-- start of Available records --

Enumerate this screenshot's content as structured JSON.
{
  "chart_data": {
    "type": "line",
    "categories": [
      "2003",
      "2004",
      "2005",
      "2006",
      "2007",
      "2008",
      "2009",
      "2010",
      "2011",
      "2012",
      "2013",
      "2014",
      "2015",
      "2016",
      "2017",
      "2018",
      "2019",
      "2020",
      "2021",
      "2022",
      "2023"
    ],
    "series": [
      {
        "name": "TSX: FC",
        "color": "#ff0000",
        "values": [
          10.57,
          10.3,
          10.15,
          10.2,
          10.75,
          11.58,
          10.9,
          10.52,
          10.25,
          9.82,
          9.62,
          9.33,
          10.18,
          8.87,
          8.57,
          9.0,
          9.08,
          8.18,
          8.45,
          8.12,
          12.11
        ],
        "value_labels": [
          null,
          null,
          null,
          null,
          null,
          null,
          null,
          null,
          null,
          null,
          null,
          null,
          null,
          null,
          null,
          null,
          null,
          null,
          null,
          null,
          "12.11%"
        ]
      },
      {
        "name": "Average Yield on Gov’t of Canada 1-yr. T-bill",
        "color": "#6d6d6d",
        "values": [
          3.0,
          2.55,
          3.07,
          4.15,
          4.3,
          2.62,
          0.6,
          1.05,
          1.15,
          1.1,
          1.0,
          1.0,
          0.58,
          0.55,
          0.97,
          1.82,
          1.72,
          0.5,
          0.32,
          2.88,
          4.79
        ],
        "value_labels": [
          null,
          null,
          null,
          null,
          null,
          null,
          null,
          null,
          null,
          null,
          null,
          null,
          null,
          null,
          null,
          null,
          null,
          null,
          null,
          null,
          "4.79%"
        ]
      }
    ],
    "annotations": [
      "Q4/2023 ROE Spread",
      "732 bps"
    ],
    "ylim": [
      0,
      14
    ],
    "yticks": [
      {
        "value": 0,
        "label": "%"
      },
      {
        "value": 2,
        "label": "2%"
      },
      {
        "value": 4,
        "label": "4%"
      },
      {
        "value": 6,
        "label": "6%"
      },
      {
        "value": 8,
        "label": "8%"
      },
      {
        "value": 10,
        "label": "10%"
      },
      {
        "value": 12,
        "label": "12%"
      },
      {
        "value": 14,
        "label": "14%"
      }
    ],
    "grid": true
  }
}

-- end of Available records --

> [Work to be completed] Copy the records above exactly.

> [Response below]
Enumerate this screenshot's content as structured JSON.
{
  "chart_data": {
    "type": "line",
    "categories": [
      "2003",
      "2004",
      "2005",
      "2006",
      "2007",
      "2008",
      "2009",
      "2010",
      "2011",
      "2012",
      "2013",
      "2014",
      "2015",
      "2016",
      "2017",
      "2018",
      "2019",
      "2020",
      "2021",
      "2022",
      "2023"
    ],
    "series": [
      {
        "name": "TSX: FC",
        "color": "#ff0000",
        "values": [
          10.57,
          10.3,
          10.15,
          10.2,
          10.75,
          11.58,
          10.9,
          10.52,
          10.25,
          9.82,
          9.62,
          9.33,
          10.18,
          8.87,
          8.57,
          9.0,
          9.08,
          8.18,
          8.45,
          8.12,
          12.11
        ],
        "value_labels": [
          null,
          null,
          null,
          null,
          null,
          null,
          null,
          null,
          null,
          null,
          null,
          null,
          null,
          null,
          null,
          null,
          null,
          null,
          null,
          null,
          "12.11%"
        ]
      },
      {
        "name": "Average Yield on Gov’t of Canada 1-yr. T-bill",
        "color": "#6d6d6d",
        "values": [
          3.0,
          2.55,
          3.07,
          4.15,
          4.3,
          2.62,
          0.6,
          1.05,
          1.15,
          1.1,
          1.0,
          1.0,
          0.58,
          0.55,
          0.97,
          1.82,
          1.72,
          0.5,
          0.32,
          2.88,
          4.79
        ],
        "value_labels": [
          null,
          null,
          null,
          null,
          null,
          null,
          null,
          null,
          null,
          null,
          null,
          null,
          null,
          null,
          null,
          null,
          null,
          null,
          null,
          null,
          "4.79%"
        ]
      }
    ],
    "annotations": [
      "Q4/2023 ROE Spread",
      "732 bps"
    ],
    "ylim": [
      0,
      14
    ],
    "yticks": [
      {
        "value": 0,
        "label": "%"
      },
      {
        "value": 2,
        "label": "2%"
      },
      {
        "value": 4,
        "label": "4%"
      },
      {
        "value": 6,
        "label": "6%"
      },
      {
        "value": 8,
        "label": "8%"
      },
      {
        "value": 10,
        "label": "10%"
      },
      {
        "value": 12,
        "label": "12%"
      },
      {
        "value": 14,
        "label": "14%"
      }
    ],
    "grid": true
  }
}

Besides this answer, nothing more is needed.